##### Rows #####

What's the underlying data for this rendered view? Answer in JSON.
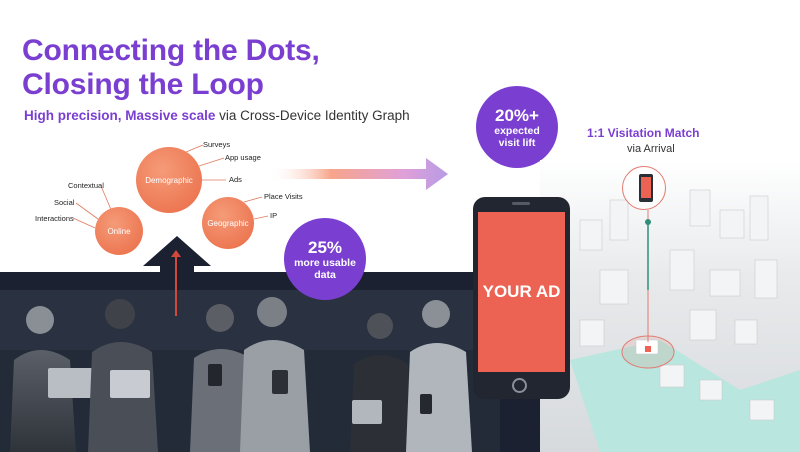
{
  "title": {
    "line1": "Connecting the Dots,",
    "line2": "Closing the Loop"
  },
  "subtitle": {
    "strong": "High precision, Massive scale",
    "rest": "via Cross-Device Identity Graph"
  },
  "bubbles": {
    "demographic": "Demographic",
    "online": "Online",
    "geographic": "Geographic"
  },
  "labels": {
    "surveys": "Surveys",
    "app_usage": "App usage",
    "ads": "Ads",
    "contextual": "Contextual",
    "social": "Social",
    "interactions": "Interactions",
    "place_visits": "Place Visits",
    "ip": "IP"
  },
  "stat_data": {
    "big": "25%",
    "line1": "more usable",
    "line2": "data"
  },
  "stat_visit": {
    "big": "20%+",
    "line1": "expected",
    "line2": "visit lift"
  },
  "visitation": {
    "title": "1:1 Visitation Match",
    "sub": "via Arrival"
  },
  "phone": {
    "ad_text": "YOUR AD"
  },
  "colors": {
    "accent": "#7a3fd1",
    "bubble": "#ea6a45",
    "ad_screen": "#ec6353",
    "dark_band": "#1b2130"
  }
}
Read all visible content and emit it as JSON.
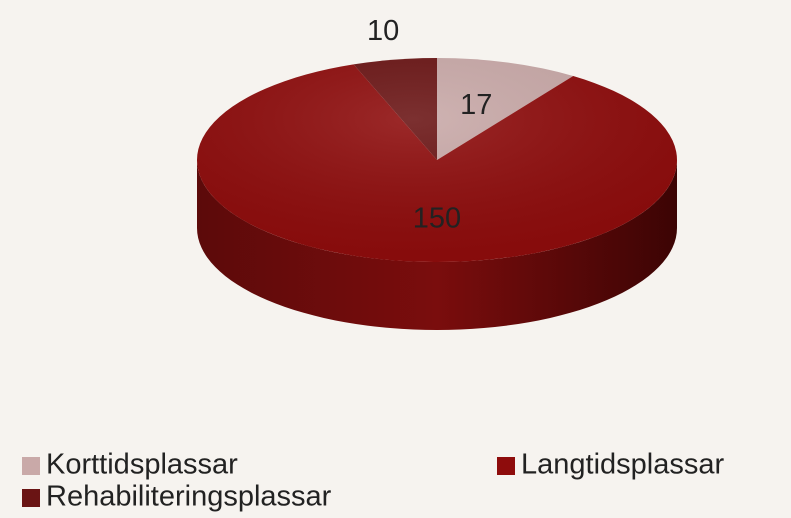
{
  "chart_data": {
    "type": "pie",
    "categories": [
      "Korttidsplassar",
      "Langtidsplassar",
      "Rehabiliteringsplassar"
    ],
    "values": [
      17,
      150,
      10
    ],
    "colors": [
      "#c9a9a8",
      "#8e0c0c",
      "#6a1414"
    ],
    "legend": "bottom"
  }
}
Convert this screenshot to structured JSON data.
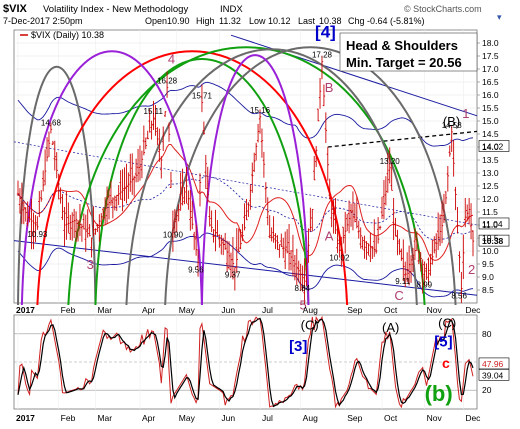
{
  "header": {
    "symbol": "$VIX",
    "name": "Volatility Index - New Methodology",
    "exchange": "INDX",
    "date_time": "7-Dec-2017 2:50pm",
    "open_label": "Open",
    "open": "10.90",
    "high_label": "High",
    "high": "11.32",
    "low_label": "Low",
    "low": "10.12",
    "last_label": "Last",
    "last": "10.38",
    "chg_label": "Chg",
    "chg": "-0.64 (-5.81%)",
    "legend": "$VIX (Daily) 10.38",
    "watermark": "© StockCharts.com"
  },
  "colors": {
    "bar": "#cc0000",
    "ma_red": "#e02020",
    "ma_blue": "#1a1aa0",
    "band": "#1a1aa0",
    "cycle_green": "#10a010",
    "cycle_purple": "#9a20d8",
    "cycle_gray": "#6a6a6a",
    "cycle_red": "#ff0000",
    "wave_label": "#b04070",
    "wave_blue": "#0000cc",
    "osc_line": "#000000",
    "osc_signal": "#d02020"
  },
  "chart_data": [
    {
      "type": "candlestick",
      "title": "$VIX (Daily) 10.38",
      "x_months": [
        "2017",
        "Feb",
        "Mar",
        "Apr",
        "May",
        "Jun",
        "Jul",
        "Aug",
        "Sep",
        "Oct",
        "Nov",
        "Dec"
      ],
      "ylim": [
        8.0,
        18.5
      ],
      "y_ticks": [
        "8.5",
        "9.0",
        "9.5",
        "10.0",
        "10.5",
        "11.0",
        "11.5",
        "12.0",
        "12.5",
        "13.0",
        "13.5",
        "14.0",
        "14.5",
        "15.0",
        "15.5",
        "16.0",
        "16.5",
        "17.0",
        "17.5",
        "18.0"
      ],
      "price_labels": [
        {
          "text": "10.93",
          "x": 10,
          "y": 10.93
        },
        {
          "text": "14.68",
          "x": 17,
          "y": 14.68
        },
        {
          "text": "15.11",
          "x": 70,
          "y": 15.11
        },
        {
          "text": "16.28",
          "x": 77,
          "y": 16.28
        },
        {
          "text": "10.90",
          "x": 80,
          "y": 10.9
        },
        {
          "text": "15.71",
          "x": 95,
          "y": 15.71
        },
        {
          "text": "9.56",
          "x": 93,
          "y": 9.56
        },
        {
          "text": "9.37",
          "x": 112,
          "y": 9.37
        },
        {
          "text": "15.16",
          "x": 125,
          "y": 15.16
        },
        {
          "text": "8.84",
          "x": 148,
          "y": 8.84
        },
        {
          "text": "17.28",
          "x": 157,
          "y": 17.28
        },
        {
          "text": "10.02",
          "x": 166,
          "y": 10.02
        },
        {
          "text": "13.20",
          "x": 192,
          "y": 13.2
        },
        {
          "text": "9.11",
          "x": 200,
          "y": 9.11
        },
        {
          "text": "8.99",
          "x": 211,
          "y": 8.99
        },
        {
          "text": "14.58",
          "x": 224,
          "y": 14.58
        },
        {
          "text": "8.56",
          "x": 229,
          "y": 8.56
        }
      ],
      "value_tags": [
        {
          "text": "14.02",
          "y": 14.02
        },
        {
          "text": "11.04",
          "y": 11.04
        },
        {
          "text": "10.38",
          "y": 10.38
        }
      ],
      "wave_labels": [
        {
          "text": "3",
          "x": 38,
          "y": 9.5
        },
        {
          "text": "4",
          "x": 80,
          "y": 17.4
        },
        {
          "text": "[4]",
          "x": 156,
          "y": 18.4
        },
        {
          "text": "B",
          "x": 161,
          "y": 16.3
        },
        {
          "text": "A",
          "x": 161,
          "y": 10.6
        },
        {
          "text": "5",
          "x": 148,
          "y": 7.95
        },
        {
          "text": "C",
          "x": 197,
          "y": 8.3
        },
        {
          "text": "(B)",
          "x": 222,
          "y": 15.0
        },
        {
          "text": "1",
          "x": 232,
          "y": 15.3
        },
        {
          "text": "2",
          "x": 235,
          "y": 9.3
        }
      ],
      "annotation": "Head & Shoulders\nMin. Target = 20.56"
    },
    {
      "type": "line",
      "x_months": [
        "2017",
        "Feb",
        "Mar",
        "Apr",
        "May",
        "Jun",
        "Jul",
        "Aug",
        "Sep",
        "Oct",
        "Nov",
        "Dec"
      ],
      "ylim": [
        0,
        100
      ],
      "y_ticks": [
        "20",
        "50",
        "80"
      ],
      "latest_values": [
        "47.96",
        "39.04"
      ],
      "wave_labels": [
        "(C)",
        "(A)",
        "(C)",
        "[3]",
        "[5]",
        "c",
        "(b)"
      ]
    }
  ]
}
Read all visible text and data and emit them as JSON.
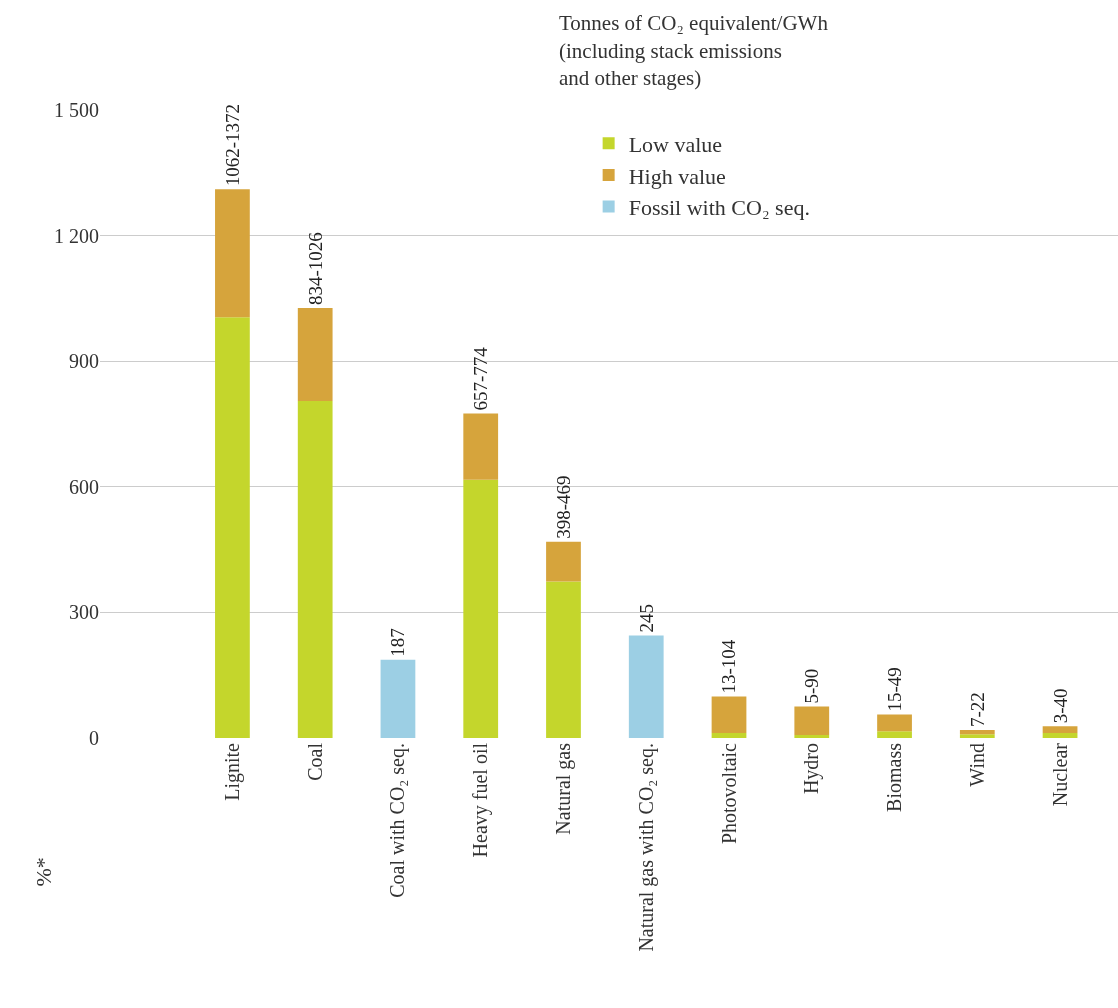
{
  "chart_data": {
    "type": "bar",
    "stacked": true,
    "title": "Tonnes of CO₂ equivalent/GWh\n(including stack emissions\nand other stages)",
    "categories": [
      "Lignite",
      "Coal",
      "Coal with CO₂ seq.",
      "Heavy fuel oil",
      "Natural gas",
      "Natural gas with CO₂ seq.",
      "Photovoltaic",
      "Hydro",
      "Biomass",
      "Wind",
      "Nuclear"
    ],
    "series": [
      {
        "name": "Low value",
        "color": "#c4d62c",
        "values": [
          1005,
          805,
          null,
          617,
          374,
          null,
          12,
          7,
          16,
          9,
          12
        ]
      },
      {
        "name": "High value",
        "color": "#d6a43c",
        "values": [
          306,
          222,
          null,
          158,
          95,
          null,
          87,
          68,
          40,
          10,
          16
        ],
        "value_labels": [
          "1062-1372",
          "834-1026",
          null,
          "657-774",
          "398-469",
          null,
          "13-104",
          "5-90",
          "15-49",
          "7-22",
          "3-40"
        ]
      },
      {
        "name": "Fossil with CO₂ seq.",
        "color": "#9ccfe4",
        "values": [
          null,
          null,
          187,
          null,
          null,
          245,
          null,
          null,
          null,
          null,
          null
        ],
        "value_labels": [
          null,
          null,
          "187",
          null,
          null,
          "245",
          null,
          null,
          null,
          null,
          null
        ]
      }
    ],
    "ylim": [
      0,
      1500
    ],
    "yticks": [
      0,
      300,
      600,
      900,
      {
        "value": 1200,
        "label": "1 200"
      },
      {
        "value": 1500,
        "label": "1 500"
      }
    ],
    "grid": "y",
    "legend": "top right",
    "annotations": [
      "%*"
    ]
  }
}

#####

[Work to be completed]
Go through the lines above. Select every one that has the string "JSON".

[Solution for this exercise]
What's the underlying data for this rendered view? Answer in JSON.
Read all visible content and emit it as JSON.
Convert this screenshot to structured JSON data.
Read all visible text and data and emit them as JSON.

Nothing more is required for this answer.